# start of Extracted entries

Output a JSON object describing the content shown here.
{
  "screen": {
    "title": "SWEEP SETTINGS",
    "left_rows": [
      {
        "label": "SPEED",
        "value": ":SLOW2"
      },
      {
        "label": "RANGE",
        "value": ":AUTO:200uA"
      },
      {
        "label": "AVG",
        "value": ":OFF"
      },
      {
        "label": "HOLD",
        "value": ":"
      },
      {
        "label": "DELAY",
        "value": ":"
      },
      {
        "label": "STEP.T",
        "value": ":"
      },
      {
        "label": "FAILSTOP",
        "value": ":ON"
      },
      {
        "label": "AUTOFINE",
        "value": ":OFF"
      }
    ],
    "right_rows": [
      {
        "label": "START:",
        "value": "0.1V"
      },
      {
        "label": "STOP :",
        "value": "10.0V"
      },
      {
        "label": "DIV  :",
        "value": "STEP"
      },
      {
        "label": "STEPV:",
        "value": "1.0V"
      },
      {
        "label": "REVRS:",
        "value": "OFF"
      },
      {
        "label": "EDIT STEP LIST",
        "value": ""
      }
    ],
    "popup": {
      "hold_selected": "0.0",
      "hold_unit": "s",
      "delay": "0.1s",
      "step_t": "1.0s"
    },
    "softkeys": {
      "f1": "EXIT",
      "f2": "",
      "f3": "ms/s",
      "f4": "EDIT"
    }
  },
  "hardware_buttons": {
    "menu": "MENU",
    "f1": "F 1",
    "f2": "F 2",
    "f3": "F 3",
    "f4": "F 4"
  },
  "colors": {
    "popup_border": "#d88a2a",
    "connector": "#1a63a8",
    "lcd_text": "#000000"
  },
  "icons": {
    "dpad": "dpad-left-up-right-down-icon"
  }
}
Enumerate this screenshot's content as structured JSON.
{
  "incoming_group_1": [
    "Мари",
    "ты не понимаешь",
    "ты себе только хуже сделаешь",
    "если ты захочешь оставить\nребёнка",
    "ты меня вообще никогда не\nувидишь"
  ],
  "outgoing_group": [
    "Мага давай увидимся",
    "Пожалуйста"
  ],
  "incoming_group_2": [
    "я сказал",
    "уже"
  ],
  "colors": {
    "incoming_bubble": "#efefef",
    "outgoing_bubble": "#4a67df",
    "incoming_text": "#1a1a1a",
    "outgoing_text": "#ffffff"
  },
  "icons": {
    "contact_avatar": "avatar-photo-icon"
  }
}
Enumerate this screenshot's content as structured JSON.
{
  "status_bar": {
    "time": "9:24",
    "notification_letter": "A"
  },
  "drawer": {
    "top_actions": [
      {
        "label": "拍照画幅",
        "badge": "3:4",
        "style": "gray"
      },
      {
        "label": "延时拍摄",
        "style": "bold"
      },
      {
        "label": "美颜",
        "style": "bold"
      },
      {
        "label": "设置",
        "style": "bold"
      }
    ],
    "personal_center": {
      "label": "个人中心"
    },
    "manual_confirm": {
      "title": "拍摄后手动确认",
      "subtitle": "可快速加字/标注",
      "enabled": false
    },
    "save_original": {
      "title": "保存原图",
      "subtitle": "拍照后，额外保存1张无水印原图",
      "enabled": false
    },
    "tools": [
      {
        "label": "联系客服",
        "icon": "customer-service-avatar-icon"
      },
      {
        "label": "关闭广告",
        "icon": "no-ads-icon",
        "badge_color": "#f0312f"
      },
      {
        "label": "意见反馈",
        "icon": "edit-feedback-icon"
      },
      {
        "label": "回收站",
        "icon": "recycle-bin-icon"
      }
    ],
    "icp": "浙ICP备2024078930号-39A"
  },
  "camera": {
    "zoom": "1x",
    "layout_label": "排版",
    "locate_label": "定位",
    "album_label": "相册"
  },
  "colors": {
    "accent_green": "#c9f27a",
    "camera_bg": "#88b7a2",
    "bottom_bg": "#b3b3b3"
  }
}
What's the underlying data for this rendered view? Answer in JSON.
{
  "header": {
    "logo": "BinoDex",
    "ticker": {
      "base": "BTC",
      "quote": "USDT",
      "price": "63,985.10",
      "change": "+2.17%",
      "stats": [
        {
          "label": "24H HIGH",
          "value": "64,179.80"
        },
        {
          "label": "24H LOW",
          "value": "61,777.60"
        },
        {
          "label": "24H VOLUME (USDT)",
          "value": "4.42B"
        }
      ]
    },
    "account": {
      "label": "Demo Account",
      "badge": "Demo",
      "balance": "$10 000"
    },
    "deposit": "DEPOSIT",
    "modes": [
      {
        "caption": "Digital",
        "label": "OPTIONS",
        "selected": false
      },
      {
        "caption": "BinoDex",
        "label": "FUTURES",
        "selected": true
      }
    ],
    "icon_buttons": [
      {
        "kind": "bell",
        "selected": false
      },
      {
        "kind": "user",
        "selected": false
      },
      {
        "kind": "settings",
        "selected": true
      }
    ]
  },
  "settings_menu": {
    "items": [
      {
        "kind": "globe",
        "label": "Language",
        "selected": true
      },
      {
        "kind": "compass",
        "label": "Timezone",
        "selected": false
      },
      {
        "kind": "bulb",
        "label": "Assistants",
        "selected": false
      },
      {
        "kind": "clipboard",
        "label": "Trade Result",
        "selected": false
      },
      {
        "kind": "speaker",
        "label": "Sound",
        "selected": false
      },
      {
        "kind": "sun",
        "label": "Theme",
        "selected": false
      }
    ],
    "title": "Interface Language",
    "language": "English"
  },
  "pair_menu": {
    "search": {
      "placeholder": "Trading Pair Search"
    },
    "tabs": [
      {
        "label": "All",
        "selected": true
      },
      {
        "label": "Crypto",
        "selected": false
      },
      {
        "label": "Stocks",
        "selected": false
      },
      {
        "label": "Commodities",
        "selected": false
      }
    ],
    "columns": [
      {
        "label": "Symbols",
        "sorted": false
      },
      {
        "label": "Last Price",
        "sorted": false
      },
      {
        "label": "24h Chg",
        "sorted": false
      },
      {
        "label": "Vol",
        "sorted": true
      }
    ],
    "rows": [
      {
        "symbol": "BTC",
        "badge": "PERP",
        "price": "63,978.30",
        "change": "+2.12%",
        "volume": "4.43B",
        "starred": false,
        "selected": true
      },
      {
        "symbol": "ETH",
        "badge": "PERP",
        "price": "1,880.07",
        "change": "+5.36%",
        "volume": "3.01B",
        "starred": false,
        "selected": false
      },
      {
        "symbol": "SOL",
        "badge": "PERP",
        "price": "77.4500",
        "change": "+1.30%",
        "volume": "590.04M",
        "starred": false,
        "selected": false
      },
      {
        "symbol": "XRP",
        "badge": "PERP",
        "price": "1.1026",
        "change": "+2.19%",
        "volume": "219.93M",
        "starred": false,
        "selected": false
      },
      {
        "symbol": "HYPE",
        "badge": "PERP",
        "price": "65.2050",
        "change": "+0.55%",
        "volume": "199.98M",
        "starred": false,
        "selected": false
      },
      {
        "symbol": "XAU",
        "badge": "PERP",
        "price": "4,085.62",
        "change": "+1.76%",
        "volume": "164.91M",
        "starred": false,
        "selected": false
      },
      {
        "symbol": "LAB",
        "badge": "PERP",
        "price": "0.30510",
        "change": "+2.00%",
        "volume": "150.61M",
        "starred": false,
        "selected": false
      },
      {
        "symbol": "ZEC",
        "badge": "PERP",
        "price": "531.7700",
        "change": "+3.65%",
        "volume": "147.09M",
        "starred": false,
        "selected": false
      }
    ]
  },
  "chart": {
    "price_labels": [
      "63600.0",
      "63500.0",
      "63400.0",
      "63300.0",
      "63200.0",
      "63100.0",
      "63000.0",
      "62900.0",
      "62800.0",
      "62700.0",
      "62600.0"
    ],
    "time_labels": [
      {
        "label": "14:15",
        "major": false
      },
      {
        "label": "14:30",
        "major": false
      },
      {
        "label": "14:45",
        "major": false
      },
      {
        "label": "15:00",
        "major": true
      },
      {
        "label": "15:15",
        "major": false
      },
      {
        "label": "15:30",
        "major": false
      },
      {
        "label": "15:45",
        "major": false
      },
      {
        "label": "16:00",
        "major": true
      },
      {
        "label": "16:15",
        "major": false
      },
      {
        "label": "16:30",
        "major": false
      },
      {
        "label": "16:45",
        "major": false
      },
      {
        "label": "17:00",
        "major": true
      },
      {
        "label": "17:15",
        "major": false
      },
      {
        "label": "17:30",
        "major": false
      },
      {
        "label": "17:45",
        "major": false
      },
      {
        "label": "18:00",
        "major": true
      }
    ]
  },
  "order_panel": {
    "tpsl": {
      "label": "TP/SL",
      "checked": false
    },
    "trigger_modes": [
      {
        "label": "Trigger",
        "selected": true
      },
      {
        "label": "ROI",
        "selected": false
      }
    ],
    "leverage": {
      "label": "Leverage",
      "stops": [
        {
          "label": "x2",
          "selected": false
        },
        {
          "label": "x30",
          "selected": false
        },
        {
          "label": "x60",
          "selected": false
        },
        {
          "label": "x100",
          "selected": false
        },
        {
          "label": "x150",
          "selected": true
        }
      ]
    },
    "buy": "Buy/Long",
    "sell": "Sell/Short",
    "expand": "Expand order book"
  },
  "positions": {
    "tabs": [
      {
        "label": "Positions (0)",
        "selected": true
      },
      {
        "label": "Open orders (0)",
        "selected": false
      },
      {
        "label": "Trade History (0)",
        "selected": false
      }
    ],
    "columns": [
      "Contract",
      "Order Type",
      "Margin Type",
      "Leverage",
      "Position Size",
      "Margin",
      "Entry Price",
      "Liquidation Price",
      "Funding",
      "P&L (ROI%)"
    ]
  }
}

# end of Extracted entries

> Instructions for the task
Copy each line of the listing that contains the string "change".

> Solved exercise
      "change": "+2.17%",
        "change": "+2.12%",
        "change": "+5.36%",
        "change": "+1.30%",
        "change": "+2.19%",
        "change": "+0.55%",
        "change": "+1.76%",
        "change": "+2.00%",
        "change": "+3.65%",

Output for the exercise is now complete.